## Aim of the task
Give the data below again exactly as it stands. Omit the pictures.

•••••

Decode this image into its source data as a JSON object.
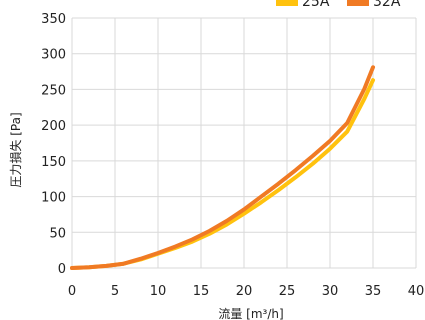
{
  "chart_data": {
    "type": "line",
    "title": "",
    "xlabel": "流量 [m³/h]",
    "ylabel": "圧力損失 [Pa]",
    "xlim": [
      0,
      40
    ],
    "ylim": [
      0,
      350
    ],
    "xticks": [
      0,
      5,
      10,
      15,
      20,
      25,
      30,
      35,
      40
    ],
    "yticks": [
      0,
      50,
      100,
      150,
      200,
      250,
      300,
      350
    ],
    "grid": true,
    "legend_position": "top-right",
    "series": [
      {
        "name": "25A",
        "color": "#FFC20E",
        "x": [
          0,
          2,
          4,
          6,
          8,
          10,
          12,
          14,
          16,
          18,
          20,
          22,
          24,
          26,
          28,
          30,
          32,
          34,
          35
        ],
        "y": [
          0,
          1,
          3,
          6,
          12,
          20,
          28,
          37,
          48,
          61,
          76,
          92,
          109,
          127,
          146,
          167,
          191,
          237,
          263
        ]
      },
      {
        "name": "32A",
        "color": "#F07A24",
        "x": [
          0,
          2,
          4,
          6,
          8,
          10,
          12,
          14,
          16,
          18,
          20,
          22,
          24,
          26,
          28,
          30,
          32,
          34,
          35
        ],
        "y": [
          0,
          1,
          3,
          6,
          13,
          21,
          30,
          40,
          52,
          66,
          82,
          100,
          118,
          137,
          157,
          178,
          203,
          251,
          281
        ]
      }
    ]
  }
}
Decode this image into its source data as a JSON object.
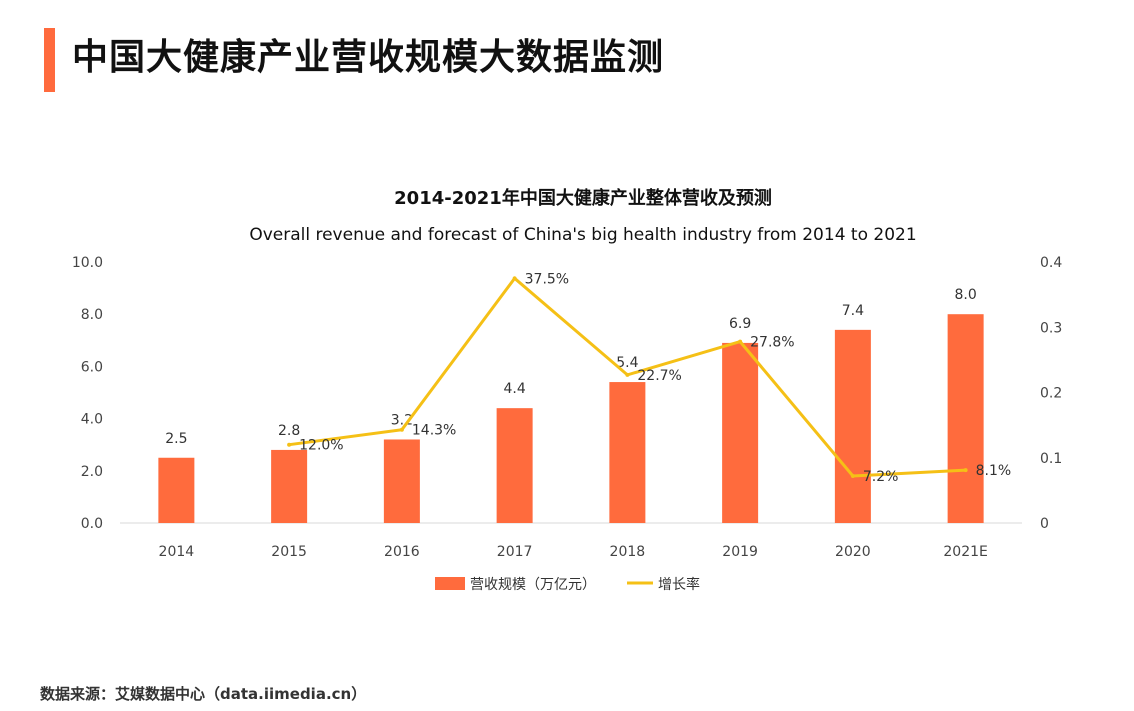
{
  "header": {
    "title": "中国大健康产业营收规模大数据监测"
  },
  "footer": {
    "source": "数据来源：艾媒数据中心（data.iimedia.cn）"
  },
  "colors": {
    "accent": "#ff6a3d",
    "bar": "#ff6b3d",
    "line": "#f5c016"
  },
  "chart_data": {
    "type": "bar",
    "title": "2014-2021年中国大健康产业整体营收及预测",
    "subtitle": "Overall revenue and forecast of China's big health industry from 2014 to 2021",
    "categories": [
      "2014",
      "2015",
      "2016",
      "2017",
      "2018",
      "2019",
      "2020",
      "2021E"
    ],
    "series": [
      {
        "name": "营收规模（万亿元）",
        "type": "bar",
        "axis": "left",
        "values": [
          2.5,
          2.8,
          3.2,
          4.4,
          5.4,
          6.9,
          7.4,
          8.0
        ],
        "labels": [
          "2.5",
          "2.8",
          "3.2",
          "4.4",
          "5.4",
          "6.9",
          "7.4",
          "8.0"
        ]
      },
      {
        "name": "增长率",
        "type": "line",
        "axis": "right",
        "values": [
          null,
          0.12,
          0.143,
          0.375,
          0.227,
          0.278,
          0.072,
          0.081
        ],
        "labels": [
          "",
          "12.0%",
          "14.3%",
          "37.5%",
          "22.7%",
          "27.8%",
          "7.2%",
          "8.1%"
        ]
      }
    ],
    "yleft": {
      "lim": [
        0,
        10
      ],
      "ticks": [
        "0.0",
        "2.0",
        "4.0",
        "6.0",
        "8.0",
        "10.0"
      ]
    },
    "yright": {
      "lim": [
        0,
        0.4
      ],
      "ticks": [
        "0",
        "0.1",
        "0.2",
        "0.3",
        "0.4"
      ]
    },
    "grid": false,
    "legend": "bottom"
  }
}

•••••

## Answer to the exercise
Decode this image into its source data as a JSON object.
{
  "chart_data": {
    "type": "line",
    "title": "",
    "xlabel": "流量 [m³/h]",
    "ylabel": "圧力損失 [Pa]",
    "xlim": [
      0,
      40
    ],
    "ylim": [
      0,
      350
    ],
    "xticks": [
      0,
      5,
      10,
      15,
      20,
      25,
      30,
      35,
      40
    ],
    "yticks": [
      0,
      50,
      100,
      150,
      200,
      250,
      300,
      350
    ],
    "grid": true,
    "legend_position": "top-right",
    "series": [
      {
        "name": "25A",
        "color": "#FFC20E",
        "x": [
          0,
          2,
          4,
          6,
          8,
          10,
          12,
          14,
          16,
          18,
          20,
          22,
          24,
          26,
          28,
          30,
          32,
          34,
          35
        ],
        "y": [
          0,
          1,
          3,
          6,
          12,
          20,
          28,
          37,
          48,
          61,
          76,
          92,
          109,
          127,
          146,
          167,
          191,
          237,
          263
        ]
      },
      {
        "name": "32A",
        "color": "#F07A24",
        "x": [
          0,
          2,
          4,
          6,
          8,
          10,
          12,
          14,
          16,
          18,
          20,
          22,
          24,
          26,
          28,
          30,
          32,
          34,
          35
        ],
        "y": [
          0,
          1,
          3,
          6,
          13,
          21,
          30,
          40,
          52,
          66,
          82,
          100,
          118,
          137,
          157,
          178,
          203,
          251,
          281
        ]
      }
    ]
  }
}
Decode this image into its source data as a JSON object.
{
  "header": {
    "title": "中国大健康产业营收规模大数据监测"
  },
  "footer": {
    "source": "数据来源：艾媒数据中心（data.iimedia.cn）"
  },
  "colors": {
    "accent": "#ff6a3d",
    "bar": "#ff6b3d",
    "line": "#f5c016"
  },
  "chart_data": {
    "type": "bar",
    "title": "2014-2021年中国大健康产业整体营收及预测",
    "subtitle": "Overall revenue and forecast of China's big health industry from 2014 to 2021",
    "categories": [
      "2014",
      "2015",
      "2016",
      "2017",
      "2018",
      "2019",
      "2020",
      "2021E"
    ],
    "series": [
      {
        "name": "营收规模（万亿元）",
        "type": "bar",
        "axis": "left",
        "values": [
          2.5,
          2.8,
          3.2,
          4.4,
          5.4,
          6.9,
          7.4,
          8.0
        ],
        "labels": [
          "2.5",
          "2.8",
          "3.2",
          "4.4",
          "5.4",
          "6.9",
          "7.4",
          "8.0"
        ]
      },
      {
        "name": "增长率",
        "type": "line",
        "axis": "right",
        "values": [
          null,
          0.12,
          0.143,
          0.375,
          0.227,
          0.278,
          0.072,
          0.081
        ],
        "labels": [
          "",
          "12.0%",
          "14.3%",
          "37.5%",
          "22.7%",
          "27.8%",
          "7.2%",
          "8.1%"
        ]
      }
    ],
    "yleft": {
      "lim": [
        0,
        10
      ],
      "ticks": [
        "0.0",
        "2.0",
        "4.0",
        "6.0",
        "8.0",
        "10.0"
      ]
    },
    "yright": {
      "lim": [
        0,
        0.4
      ],
      "ticks": [
        "0",
        "0.1",
        "0.2",
        "0.3",
        "0.4"
      ]
    },
    "grid": false,
    "legend": "bottom"
  }
}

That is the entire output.